>> start

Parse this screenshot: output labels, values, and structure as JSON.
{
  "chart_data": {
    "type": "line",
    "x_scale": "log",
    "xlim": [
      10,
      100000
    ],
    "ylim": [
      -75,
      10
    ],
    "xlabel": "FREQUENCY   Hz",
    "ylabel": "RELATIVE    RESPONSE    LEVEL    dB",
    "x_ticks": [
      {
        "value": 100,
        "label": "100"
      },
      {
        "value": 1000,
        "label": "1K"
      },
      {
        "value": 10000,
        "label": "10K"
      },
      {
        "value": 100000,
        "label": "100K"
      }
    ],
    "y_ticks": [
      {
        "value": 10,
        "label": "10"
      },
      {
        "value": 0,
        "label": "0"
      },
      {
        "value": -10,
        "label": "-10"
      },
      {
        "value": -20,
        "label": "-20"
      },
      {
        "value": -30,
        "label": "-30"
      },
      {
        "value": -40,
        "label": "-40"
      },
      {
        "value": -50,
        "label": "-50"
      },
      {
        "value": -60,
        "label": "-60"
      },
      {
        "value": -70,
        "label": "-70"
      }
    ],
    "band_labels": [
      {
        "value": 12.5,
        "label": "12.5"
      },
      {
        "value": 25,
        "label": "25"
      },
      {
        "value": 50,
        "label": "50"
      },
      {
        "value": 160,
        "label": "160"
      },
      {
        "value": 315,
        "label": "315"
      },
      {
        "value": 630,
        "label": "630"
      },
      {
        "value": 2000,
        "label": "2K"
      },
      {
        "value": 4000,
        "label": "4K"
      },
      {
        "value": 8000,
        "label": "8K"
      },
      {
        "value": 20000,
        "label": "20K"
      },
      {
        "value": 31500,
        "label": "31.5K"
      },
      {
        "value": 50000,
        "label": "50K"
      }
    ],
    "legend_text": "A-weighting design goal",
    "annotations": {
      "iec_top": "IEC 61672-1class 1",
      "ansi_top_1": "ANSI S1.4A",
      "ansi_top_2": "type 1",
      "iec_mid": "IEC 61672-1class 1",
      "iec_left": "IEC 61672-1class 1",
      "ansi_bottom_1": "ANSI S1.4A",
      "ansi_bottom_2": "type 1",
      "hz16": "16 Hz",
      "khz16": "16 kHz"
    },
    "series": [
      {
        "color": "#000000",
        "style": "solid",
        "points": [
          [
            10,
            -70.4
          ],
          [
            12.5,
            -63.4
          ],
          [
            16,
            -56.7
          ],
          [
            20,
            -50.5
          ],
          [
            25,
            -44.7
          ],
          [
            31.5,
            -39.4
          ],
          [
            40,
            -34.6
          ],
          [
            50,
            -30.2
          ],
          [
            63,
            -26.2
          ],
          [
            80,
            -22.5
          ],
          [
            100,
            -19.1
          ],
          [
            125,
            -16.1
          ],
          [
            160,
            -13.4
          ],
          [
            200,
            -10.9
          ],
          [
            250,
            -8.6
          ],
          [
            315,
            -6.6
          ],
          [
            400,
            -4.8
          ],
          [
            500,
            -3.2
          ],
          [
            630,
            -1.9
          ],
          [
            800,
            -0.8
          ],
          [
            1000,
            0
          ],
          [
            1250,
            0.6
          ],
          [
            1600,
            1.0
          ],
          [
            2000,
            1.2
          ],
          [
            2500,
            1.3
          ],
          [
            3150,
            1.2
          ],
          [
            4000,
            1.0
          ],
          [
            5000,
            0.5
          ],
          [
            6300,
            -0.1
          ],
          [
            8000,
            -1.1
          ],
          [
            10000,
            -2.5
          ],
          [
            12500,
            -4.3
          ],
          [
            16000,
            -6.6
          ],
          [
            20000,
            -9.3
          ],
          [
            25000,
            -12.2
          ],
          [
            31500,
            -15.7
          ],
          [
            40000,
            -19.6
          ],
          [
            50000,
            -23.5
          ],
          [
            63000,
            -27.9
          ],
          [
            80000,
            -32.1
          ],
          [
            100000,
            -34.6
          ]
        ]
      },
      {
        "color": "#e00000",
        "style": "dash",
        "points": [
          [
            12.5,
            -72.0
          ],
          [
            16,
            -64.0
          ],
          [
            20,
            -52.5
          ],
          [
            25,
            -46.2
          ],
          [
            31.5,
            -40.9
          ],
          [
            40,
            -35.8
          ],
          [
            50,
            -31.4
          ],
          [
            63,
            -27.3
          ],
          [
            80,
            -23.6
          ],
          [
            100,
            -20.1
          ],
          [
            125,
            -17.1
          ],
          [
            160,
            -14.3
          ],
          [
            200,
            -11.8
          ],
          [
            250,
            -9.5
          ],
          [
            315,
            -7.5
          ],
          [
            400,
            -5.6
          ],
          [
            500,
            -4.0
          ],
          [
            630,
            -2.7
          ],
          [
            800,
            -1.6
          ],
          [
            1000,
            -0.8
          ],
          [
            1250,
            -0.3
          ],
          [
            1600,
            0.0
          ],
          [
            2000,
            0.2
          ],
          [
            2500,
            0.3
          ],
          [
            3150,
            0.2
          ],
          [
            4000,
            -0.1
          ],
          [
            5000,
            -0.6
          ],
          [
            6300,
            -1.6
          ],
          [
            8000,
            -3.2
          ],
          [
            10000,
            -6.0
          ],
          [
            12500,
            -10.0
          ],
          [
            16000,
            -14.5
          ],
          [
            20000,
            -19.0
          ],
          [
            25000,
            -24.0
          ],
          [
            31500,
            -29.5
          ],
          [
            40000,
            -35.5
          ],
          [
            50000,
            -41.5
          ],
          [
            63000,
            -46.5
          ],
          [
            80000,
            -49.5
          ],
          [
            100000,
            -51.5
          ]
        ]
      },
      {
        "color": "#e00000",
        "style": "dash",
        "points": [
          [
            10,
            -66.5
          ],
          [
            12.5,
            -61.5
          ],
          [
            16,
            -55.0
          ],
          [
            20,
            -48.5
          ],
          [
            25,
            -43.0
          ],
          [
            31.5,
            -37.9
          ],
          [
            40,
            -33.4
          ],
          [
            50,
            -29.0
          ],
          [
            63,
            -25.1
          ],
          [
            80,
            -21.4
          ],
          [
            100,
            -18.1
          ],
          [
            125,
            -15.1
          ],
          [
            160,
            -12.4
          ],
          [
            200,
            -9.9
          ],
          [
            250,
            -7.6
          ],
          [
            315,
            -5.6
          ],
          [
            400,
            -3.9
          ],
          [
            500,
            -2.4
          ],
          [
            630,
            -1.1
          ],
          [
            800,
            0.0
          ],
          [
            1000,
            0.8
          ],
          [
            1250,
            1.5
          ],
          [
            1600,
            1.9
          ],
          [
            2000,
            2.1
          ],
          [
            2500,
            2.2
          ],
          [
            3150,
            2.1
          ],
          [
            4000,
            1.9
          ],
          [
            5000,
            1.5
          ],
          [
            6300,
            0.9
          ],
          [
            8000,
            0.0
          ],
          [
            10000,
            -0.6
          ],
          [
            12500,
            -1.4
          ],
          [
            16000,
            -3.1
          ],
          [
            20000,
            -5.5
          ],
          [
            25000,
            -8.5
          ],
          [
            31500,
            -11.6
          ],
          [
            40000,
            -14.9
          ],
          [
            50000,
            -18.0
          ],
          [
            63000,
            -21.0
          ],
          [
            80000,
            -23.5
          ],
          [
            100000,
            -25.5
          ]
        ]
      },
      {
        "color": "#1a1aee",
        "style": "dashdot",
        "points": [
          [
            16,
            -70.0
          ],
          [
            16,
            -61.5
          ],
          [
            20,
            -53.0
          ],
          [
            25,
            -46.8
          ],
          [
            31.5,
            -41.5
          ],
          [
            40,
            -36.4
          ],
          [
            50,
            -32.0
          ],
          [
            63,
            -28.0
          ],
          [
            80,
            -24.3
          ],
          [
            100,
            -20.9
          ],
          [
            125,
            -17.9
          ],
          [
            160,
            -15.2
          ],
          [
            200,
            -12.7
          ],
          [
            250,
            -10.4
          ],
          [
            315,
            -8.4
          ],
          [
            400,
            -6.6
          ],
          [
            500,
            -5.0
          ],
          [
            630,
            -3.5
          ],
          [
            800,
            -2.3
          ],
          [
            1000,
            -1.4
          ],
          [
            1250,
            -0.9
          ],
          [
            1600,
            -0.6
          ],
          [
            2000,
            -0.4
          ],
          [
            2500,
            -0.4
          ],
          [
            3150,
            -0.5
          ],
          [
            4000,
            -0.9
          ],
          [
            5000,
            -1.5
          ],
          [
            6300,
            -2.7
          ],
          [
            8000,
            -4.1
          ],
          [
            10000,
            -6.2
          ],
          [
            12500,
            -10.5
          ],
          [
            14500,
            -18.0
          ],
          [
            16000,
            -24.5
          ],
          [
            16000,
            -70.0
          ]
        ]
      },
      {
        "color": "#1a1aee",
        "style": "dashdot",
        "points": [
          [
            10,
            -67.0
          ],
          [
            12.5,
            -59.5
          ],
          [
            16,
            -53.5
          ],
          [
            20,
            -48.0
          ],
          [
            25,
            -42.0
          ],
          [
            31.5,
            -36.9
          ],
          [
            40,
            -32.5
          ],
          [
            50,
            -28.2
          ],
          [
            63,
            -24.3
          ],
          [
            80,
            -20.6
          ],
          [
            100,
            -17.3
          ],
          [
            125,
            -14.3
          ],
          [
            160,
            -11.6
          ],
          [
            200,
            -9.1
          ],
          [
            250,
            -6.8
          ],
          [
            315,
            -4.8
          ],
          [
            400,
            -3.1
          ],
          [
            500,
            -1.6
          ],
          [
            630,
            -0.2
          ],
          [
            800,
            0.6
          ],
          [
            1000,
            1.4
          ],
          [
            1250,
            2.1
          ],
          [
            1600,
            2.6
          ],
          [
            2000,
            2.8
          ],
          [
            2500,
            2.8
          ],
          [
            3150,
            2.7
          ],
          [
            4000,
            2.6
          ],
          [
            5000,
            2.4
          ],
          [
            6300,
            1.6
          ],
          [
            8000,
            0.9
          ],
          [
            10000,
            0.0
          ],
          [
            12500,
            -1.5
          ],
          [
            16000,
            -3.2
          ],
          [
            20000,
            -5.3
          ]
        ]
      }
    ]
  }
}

>> end

_Task to carry out_
Copy out each line of the listing that holds "type".

_Result_
    "type": "line",
      "ansi_top_2": "type 1",
      "ansi_bottom_2": "type 1",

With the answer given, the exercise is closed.